━━ GIVEN DATA
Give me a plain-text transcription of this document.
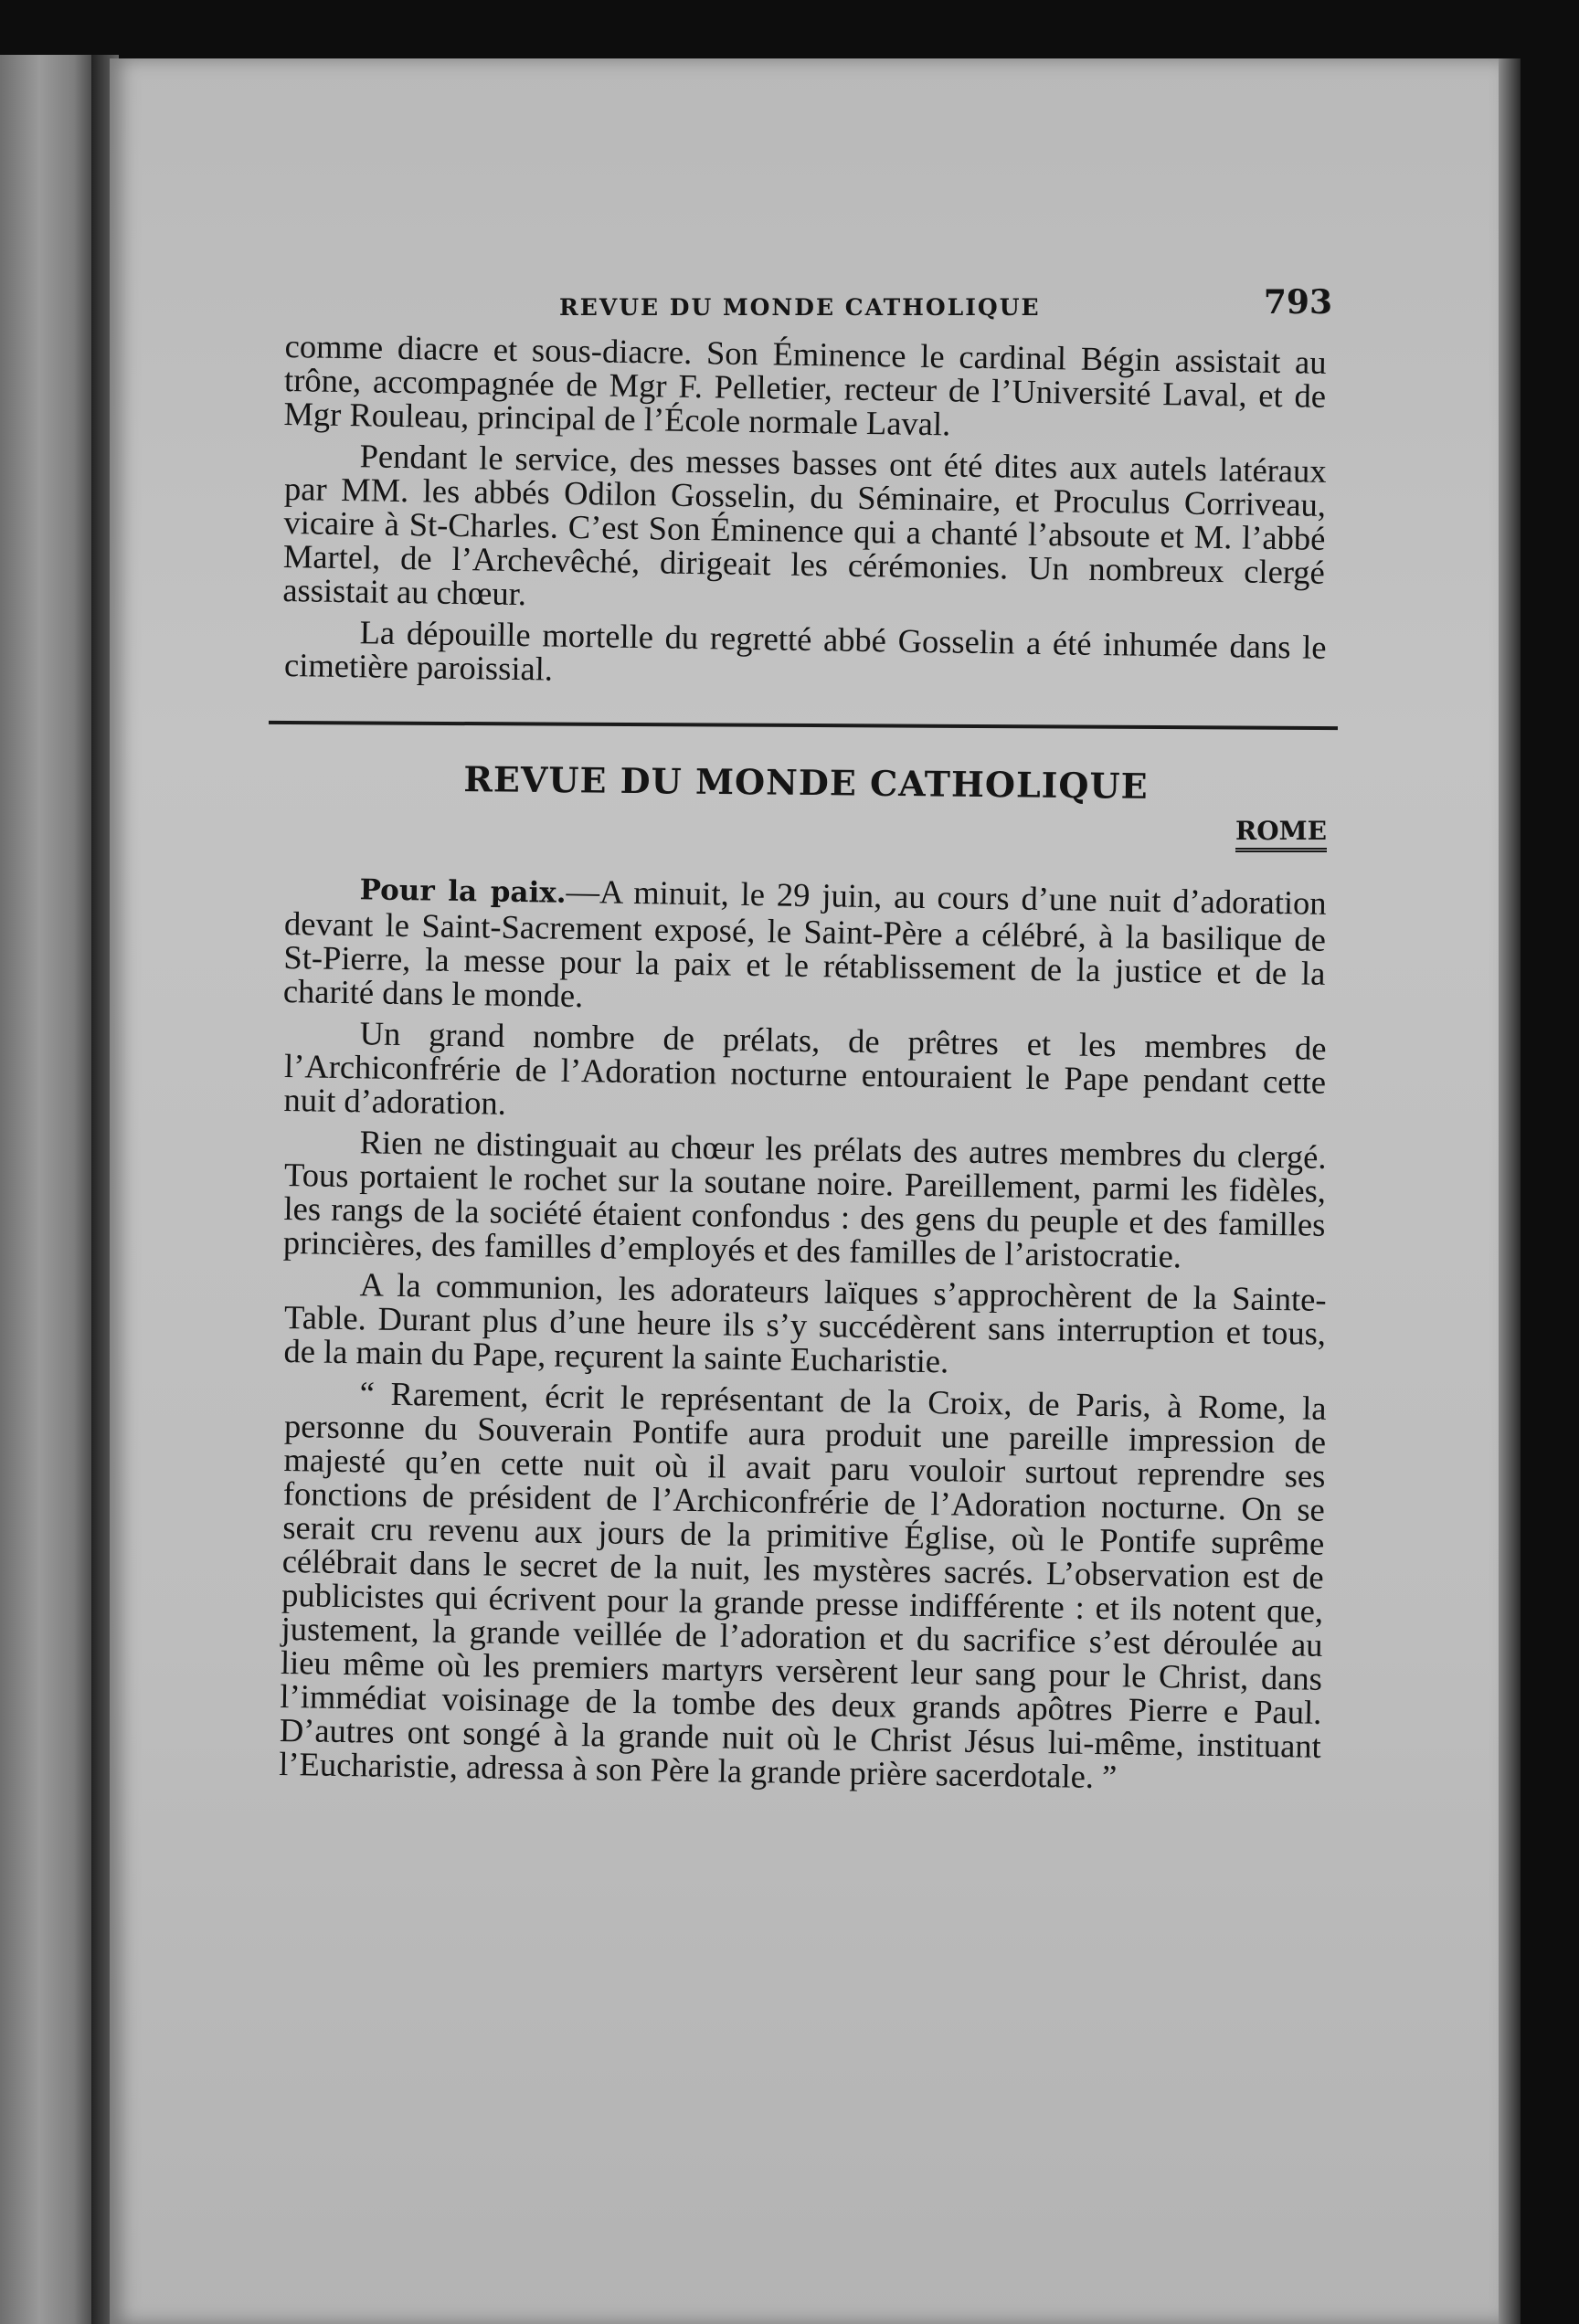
REVUE DU MONDE CATHOLIQUE	793

comme diacre et sous-diacre. Son Éminence le cardinal Bégin assistait au trône, accompagnée de Mgr F. Pelletier, recteur de l’Université Laval, et de Mgr Rouleau, principal de l’École normale Laval.

Pendant le service, des messes basses ont été dites aux autels latéraux par MM. les abbés Odilon Gosselin, du Séminaire, et Proculus Corriveau, vicaire à St-Charles. C’est Son Éminence qui a chanté l’absoute et M. l’abbé Martel, de l’Archevêché, dirigeait les cérémonies. Un nombreux clergé assistait au chœur.

La dépouille mortelle du regretté abbé Gosselin a été inhumée dans le cimetière paroissial.

REVUE DU MONDE CATHOLIQUE
ROME

Pour la paix.—A minuit, le 29 juin, au cours d’une nuit d’adoration devant le Saint-Sacrement exposé, le Saint-Père a célébré, à la basilique de St-Pierre, la messe pour la paix et le rétablissement de la justice et de la charité dans le monde.

Un grand nombre de prélats, de prêtres et les membres de l’Archiconfrérie de l’Adoration nocturne entouraient le Pape pendant cette nuit d’adoration.

Rien ne distinguait au chœur les prélats des autres membres du clergé. Tous portaient le rochet sur la soutane noire. Pareillement, parmi les fidèles, les rangs de la société étaient confondus : des gens du peuple et des familles princières, des familles d’employés et des familles de l’aristocratie.

A la communion, les adorateurs laïques s’approchèrent de la Sainte-Table. Durant plus d’une heure ils s’y succédèrent sans interruption et tous, de la main du Pape, reçurent la sainte Eucharistie.

“ Rarement, écrit le représentant de la Croix, de Paris, à Rome, la personne du Souverain Pontife aura produit une pareille impression de majesté qu’en cette nuit où il avait paru vouloir surtout reprendre ses fonctions de président de l’Archiconfrérie de l’Adoration nocturne. On se serait cru revenu aux jours de la primitive Église, où le Pontife suprême célébrait dans le secret de la nuit, les mystères sacrés. L’observation est de publicistes qui écrivent pour la grande presse indifférente : et ils notent que, justement, la grande veillée de l’adoration et du sacrifice s’est déroulée au lieu même où les premiers martyrs versèrent leur sang pour le Christ, dans l’immédiat voisinage de la tombe des deux grands apôtres Pierre e Paul. D’autres ont songé à la grande nuit où le Christ Jésus lui-même, instituant l’Eucharistie, adressa à son Père la grande prière sacerdotale. ”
━━━━
Leave out the pictures and transcribe the entries above exactly.

Give me a plain-text transcription of this document.
REVUE DU MONDE CATHOLIQUE	793

comme diacre et sous-diacre. Son Éminence le cardinal Bégin assistait au trône, accompagnée de Mgr F. Pelletier, recteur de l’Université Laval, et de Mgr Rouleau, principal de l’École normale Laval.

Pendant le service, des messes basses ont été dites aux autels latéraux par MM. les abbés Odilon Gosselin, du Séminaire, et Proculus Corriveau, vicaire à St-Charles. C’est Son Éminence qui a chanté l’absoute et M. l’abbé Martel, de l’Archevêché, dirigeait les cérémonies. Un nombreux clergé assistait au chœur.

La dépouille mortelle du regretté abbé Gosselin a été inhumée dans le cimetière paroissial.

REVUE DU MONDE CATHOLIQUE
ROME

Pour la paix.—A minuit, le 29 juin, au cours d’une nuit d’adoration devant le Saint-Sacrement exposé, le Saint-Père a célébré, à la basilique de St-Pierre, la messe pour la paix et le rétablissement de la justice et de la charité dans le monde.

Un grand nombre de prélats, de prêtres et les membres de l’Archiconfrérie de l’Adoration nocturne entouraient le Pape pendant cette nuit d’adoration.

Rien ne distinguait au chœur les prélats des autres membres du clergé. Tous portaient le rochet sur la soutane noire. Pareillement, parmi les fidèles, les rangs de la société étaient confondus : des gens du peuple et des familles princières, des familles d’employés et des familles de l’aristocratie.

A la communion, les adorateurs laïques s’approchèrent de la Sainte-Table. Durant plus d’une heure ils s’y succédèrent sans interruption et tous, de la main du Pape, reçurent la sainte Eucharistie.

“ Rarement, écrit le représentant de la Croix, de Paris, à Rome, la personne du Souverain Pontife aura produit une pareille impression de majesté qu’en cette nuit où il avait paru vouloir surtout reprendre ses fonctions de président de l’Archiconfrérie de l’Adoration nocturne. On se serait cru revenu aux jours de la primitive Église, où le Pontife suprême célébrait dans le secret de la nuit, les mystères sacrés. L’observation est de publicistes qui écrivent pour la grande presse indifférente : et ils notent que, justement, la grande veillée de l’adoration et du sacrifice s’est déroulée au lieu même où les premiers martyrs versèrent leur sang pour le Christ, dans l’immédiat voisinage de la tombe des deux grands apôtres Pierre e Paul. D’autres ont songé à la grande nuit où le Christ Jésus lui-même, instituant l’Eucharistie, adressa à son Père la grande prière sacerdotale. ”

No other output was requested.